=== Data for this task ===

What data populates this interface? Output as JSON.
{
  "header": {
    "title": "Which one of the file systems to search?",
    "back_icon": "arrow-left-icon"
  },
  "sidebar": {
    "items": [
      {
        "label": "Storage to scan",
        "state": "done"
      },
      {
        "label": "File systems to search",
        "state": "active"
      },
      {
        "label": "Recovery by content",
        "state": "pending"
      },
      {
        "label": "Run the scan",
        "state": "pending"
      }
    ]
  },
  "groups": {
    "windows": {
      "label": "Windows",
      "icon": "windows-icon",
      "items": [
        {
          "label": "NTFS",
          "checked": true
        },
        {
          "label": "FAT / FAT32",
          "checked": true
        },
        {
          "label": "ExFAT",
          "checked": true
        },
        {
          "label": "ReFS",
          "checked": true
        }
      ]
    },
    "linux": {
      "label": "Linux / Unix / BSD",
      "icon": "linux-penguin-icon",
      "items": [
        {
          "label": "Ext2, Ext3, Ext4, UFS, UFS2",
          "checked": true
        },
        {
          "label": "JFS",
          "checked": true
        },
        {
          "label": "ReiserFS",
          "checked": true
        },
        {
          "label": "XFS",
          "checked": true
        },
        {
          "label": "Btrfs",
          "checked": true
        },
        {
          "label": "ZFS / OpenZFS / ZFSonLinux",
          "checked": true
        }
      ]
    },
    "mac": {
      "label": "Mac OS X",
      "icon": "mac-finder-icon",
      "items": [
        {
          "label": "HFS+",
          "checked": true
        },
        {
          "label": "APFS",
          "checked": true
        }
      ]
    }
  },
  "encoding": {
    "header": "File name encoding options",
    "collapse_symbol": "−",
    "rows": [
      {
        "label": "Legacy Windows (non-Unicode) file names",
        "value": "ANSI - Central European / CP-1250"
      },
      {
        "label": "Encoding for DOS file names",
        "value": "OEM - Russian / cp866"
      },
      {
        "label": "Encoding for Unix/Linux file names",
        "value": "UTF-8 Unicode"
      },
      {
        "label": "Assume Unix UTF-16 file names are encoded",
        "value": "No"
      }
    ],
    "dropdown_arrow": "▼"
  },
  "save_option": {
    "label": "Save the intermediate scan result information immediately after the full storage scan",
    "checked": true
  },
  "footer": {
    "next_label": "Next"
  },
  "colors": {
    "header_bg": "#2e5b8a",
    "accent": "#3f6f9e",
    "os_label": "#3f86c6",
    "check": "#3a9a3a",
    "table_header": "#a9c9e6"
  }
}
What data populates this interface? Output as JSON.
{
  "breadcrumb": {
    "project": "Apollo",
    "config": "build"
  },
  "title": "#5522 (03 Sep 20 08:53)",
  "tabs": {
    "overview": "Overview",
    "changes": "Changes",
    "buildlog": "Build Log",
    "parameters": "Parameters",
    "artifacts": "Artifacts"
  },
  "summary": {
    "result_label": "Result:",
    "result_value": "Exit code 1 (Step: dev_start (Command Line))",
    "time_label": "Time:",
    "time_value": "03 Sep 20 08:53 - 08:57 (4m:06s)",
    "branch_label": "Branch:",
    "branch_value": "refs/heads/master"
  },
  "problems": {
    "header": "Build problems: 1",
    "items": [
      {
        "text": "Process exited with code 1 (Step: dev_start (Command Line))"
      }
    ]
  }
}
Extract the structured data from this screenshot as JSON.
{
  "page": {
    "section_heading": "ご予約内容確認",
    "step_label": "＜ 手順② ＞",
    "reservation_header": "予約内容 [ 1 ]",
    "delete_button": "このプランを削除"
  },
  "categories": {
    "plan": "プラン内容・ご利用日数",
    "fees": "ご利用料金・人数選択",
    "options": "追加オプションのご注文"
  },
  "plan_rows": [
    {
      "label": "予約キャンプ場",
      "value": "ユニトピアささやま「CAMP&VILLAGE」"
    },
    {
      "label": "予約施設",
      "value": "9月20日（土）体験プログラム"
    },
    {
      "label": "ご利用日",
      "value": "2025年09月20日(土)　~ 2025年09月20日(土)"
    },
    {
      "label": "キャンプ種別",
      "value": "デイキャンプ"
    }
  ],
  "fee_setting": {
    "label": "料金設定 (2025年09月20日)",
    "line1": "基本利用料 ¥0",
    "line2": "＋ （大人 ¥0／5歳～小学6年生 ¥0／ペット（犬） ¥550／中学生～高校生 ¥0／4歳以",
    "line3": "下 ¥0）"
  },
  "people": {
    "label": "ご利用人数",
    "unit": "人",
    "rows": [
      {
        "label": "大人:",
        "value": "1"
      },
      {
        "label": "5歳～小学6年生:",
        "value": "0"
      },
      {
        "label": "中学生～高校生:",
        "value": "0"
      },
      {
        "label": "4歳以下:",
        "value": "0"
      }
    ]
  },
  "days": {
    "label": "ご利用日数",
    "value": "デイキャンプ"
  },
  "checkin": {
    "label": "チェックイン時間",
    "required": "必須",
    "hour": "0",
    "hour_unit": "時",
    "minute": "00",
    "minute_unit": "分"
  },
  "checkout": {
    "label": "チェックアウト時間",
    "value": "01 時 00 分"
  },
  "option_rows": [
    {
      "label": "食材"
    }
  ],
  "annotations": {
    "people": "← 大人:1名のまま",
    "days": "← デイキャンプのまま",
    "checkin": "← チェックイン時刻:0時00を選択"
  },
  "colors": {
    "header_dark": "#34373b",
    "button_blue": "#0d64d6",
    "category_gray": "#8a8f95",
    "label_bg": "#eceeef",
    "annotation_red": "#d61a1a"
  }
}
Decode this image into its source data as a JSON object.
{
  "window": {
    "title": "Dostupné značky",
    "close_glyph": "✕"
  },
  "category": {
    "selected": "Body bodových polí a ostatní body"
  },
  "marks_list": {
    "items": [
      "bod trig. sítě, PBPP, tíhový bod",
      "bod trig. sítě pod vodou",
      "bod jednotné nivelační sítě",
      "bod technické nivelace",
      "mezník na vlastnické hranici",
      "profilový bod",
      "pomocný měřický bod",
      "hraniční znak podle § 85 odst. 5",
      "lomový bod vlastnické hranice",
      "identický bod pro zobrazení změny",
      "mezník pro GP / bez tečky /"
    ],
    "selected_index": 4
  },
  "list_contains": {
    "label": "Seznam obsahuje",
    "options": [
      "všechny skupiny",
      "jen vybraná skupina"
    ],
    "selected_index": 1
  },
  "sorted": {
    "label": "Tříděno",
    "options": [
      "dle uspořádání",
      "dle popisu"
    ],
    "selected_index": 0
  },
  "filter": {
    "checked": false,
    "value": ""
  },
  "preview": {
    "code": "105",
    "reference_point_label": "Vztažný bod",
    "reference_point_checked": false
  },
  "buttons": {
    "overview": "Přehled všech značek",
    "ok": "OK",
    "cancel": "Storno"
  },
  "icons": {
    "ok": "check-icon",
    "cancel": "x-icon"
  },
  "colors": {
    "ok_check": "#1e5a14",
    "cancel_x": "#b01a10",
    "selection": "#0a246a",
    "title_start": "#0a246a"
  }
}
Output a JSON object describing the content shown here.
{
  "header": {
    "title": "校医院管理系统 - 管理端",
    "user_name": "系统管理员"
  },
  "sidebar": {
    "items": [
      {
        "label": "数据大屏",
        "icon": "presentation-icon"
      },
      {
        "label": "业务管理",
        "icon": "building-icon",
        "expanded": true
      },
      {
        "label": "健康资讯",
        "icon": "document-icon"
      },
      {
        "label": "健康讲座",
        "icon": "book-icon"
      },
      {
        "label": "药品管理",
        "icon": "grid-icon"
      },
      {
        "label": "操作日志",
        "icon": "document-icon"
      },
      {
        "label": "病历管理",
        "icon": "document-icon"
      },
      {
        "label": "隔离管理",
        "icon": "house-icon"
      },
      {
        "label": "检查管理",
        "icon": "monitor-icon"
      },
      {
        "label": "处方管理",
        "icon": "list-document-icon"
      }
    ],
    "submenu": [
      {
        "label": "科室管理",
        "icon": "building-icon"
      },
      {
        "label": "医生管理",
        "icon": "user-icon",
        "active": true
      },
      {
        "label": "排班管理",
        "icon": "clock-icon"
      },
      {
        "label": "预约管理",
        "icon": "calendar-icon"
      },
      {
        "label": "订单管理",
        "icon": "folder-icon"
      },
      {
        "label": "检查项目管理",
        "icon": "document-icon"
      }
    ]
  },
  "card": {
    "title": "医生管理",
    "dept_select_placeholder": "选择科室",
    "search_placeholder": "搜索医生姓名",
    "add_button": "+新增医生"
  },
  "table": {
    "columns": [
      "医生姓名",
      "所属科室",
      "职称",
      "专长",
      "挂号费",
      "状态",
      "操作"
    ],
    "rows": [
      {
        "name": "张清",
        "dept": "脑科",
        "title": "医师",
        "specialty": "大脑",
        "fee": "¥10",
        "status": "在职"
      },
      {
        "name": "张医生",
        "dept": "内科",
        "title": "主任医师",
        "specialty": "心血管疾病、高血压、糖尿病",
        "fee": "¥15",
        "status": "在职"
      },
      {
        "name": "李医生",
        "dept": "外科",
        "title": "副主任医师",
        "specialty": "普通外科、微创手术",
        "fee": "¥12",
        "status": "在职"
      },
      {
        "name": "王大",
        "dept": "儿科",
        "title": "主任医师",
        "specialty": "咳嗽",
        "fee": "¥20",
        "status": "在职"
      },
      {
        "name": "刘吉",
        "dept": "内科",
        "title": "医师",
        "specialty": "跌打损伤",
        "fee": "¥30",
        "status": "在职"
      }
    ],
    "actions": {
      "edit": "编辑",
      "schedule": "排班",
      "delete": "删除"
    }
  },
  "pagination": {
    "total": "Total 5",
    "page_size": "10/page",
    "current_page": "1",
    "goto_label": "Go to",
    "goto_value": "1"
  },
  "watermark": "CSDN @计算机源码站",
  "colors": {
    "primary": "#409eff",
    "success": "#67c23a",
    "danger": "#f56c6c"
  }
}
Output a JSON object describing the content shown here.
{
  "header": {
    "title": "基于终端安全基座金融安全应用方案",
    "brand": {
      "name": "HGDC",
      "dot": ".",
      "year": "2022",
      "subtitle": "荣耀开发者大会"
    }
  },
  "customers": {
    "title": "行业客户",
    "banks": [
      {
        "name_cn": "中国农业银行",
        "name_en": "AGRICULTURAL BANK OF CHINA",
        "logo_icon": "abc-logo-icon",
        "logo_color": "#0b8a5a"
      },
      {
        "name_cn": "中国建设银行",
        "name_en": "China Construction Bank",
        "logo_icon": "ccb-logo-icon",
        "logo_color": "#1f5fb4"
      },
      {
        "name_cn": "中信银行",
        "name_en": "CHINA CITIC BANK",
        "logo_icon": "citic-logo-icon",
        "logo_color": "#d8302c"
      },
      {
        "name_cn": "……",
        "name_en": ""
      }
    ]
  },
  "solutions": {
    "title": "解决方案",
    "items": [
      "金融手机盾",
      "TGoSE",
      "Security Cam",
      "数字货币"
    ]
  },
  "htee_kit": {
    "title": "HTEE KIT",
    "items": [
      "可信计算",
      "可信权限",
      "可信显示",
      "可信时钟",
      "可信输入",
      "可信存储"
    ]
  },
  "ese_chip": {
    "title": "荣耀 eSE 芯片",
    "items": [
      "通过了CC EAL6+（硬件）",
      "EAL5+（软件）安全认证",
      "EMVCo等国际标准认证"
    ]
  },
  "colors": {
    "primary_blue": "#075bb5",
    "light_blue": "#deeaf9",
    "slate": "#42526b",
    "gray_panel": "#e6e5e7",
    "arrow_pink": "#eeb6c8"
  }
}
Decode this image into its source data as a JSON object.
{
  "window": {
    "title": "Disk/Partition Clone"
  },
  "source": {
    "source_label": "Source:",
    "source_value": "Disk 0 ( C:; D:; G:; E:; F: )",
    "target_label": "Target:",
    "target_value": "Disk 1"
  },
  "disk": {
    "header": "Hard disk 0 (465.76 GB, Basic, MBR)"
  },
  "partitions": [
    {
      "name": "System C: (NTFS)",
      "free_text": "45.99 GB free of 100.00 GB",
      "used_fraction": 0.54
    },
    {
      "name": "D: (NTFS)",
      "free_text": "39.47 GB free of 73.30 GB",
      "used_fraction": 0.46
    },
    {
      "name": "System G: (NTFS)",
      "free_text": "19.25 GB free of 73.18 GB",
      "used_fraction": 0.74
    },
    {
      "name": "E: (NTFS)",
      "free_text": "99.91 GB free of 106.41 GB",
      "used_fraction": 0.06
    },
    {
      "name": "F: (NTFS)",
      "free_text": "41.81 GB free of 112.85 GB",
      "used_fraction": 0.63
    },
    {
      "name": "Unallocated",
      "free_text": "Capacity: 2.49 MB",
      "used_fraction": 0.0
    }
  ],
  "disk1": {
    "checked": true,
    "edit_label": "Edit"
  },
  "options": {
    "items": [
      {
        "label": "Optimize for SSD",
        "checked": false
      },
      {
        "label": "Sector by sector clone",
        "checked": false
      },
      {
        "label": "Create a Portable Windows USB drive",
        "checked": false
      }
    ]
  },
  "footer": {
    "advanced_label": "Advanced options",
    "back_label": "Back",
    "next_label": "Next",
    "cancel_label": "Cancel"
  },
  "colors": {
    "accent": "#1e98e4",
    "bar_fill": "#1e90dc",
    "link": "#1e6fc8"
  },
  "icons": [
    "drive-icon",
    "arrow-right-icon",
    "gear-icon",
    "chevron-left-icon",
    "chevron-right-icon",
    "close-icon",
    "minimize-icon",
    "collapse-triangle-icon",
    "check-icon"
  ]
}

===

Pull out every line of the entries that includes the word "sítě".

      "bod trig. sítě, PBPP, tíhový bod",
      "bod trig. sítě pod vodou",
      "bod jednotné nivelační sítě",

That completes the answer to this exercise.